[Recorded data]
%%
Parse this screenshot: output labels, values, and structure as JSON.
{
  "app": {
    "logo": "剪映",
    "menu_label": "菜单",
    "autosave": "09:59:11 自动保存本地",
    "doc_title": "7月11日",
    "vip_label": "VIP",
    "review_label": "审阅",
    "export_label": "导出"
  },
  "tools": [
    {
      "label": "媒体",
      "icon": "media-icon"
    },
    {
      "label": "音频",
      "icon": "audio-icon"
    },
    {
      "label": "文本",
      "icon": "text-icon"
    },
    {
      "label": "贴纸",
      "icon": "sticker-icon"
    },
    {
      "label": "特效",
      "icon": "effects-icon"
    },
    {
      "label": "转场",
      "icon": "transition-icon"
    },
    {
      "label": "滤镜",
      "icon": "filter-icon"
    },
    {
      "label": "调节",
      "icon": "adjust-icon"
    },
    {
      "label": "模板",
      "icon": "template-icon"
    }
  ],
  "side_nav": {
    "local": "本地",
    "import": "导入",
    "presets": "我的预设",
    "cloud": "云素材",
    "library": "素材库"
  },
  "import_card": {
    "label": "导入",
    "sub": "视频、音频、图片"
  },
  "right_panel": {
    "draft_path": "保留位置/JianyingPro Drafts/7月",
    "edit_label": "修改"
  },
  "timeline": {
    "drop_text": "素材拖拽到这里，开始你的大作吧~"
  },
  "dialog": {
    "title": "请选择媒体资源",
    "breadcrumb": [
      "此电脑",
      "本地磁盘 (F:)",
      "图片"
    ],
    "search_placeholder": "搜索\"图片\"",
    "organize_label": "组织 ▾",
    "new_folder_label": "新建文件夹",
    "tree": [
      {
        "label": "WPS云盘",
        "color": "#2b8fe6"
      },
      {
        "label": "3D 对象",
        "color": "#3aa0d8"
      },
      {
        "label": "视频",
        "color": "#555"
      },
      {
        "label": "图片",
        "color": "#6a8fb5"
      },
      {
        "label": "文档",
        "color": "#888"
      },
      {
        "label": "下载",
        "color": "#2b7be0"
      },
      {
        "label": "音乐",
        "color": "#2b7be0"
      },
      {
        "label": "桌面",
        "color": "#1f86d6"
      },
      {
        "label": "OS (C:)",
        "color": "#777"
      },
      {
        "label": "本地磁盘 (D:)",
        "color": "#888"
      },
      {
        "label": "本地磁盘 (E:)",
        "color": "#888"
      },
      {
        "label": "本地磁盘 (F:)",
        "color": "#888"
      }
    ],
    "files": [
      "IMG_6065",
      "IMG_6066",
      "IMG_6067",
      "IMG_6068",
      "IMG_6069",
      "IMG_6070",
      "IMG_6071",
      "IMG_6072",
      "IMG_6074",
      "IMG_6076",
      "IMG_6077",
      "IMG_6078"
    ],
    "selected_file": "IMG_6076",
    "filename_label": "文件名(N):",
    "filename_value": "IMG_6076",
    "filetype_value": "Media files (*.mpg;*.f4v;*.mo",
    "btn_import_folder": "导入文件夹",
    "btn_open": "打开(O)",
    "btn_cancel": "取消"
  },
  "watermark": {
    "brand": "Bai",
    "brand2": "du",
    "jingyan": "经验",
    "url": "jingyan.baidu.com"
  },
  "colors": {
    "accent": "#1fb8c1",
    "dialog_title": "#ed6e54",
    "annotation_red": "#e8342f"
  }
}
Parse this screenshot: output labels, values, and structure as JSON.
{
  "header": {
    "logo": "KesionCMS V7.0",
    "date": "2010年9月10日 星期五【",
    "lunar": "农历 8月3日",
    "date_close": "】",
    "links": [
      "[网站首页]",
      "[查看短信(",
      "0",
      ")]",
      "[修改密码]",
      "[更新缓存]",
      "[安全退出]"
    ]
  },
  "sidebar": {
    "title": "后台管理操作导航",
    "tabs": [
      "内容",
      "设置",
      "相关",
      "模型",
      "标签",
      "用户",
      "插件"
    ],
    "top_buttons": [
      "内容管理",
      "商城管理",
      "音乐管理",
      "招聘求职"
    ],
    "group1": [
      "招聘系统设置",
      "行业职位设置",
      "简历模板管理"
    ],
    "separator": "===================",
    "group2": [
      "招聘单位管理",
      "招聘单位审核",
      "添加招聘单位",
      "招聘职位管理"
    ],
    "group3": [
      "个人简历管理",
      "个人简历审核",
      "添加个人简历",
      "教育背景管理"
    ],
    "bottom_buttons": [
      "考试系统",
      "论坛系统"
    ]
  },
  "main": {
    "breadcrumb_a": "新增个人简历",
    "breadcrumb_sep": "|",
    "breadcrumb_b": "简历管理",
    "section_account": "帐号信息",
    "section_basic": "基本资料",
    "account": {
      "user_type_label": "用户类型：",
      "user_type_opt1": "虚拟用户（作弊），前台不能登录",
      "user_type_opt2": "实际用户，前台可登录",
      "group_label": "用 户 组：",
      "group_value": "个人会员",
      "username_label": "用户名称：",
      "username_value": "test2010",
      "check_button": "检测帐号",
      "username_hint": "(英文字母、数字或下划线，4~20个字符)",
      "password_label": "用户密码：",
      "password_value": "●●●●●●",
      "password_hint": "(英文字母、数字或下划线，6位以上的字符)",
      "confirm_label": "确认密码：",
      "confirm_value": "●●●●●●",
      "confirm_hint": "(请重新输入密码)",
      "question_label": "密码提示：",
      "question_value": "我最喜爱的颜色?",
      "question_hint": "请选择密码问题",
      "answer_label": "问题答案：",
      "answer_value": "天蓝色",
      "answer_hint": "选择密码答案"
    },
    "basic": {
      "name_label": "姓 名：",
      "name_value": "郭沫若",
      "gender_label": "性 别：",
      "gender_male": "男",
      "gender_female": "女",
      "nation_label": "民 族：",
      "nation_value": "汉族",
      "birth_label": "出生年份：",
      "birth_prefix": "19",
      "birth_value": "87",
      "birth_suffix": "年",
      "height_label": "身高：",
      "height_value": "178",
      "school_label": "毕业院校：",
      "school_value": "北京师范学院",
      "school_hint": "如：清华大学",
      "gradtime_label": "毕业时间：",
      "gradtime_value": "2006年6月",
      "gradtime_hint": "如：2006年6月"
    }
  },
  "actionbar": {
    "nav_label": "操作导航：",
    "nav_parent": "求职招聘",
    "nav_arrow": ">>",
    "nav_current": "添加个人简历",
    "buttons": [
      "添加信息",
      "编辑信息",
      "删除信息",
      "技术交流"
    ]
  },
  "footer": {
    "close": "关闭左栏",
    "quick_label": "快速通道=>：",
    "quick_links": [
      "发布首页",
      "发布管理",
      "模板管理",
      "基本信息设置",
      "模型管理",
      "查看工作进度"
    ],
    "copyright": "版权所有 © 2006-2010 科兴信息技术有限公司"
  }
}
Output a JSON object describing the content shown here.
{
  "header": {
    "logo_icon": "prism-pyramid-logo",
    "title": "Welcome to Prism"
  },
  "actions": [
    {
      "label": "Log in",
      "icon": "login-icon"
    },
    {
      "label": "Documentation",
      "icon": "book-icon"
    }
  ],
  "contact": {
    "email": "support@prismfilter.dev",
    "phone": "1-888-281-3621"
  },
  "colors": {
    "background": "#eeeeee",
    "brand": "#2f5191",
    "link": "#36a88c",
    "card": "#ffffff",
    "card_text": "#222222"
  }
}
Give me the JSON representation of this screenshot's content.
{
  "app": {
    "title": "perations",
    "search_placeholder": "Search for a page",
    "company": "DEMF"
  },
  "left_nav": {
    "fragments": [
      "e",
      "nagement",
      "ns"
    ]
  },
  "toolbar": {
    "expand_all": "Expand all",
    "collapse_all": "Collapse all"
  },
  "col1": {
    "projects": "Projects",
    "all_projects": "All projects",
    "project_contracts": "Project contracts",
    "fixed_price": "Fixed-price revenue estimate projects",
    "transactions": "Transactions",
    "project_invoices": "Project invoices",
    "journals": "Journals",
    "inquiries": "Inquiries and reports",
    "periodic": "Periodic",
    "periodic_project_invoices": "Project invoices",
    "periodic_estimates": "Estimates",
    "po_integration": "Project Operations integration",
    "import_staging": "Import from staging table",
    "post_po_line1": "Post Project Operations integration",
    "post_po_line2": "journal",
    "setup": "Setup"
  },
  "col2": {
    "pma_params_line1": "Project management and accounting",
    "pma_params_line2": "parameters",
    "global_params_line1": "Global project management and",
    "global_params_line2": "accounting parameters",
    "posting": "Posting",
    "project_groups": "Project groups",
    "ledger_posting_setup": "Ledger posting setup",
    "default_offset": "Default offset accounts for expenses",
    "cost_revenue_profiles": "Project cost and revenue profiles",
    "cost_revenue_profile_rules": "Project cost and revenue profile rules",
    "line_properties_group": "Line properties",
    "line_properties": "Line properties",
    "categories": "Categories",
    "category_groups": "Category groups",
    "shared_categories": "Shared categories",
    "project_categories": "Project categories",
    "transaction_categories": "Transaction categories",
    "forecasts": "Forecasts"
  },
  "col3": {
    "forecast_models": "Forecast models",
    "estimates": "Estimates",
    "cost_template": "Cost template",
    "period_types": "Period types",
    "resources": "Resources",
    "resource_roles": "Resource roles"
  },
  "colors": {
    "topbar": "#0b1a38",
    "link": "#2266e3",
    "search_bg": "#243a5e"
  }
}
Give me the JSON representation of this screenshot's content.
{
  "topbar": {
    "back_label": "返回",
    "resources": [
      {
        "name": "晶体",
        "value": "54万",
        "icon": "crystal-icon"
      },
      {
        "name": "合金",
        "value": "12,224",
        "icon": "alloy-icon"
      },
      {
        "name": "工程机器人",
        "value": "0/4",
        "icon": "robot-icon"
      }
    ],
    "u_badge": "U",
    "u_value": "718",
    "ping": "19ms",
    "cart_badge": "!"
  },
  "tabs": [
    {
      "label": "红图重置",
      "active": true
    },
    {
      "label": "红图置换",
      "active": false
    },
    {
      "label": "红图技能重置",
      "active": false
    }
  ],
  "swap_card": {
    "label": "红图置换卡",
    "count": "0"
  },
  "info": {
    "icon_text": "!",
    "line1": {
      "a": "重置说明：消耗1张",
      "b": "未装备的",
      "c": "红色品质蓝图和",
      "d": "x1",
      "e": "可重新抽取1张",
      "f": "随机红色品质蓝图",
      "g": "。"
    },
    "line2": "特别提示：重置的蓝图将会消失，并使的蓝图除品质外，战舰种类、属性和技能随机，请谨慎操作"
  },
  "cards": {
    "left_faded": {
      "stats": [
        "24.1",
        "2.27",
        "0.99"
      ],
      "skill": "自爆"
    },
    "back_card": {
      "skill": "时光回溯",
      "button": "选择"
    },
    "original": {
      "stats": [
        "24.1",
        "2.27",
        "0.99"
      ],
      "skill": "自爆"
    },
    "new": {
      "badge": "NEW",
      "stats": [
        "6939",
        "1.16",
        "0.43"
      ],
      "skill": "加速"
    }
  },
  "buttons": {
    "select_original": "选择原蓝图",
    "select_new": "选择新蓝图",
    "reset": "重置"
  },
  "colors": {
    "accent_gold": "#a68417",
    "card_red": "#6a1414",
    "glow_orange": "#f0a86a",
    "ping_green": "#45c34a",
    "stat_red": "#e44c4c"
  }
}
%%
:: Stated problem ::
Find the word "英文字母" in the material, then list each line that holds it.

:: Solution to this task ::
      "username_hint": "(英文字母、数字或下划线，4~20个字符)",
      "password_hint": "(英文字母、数字或下划线，6位以上的字符)",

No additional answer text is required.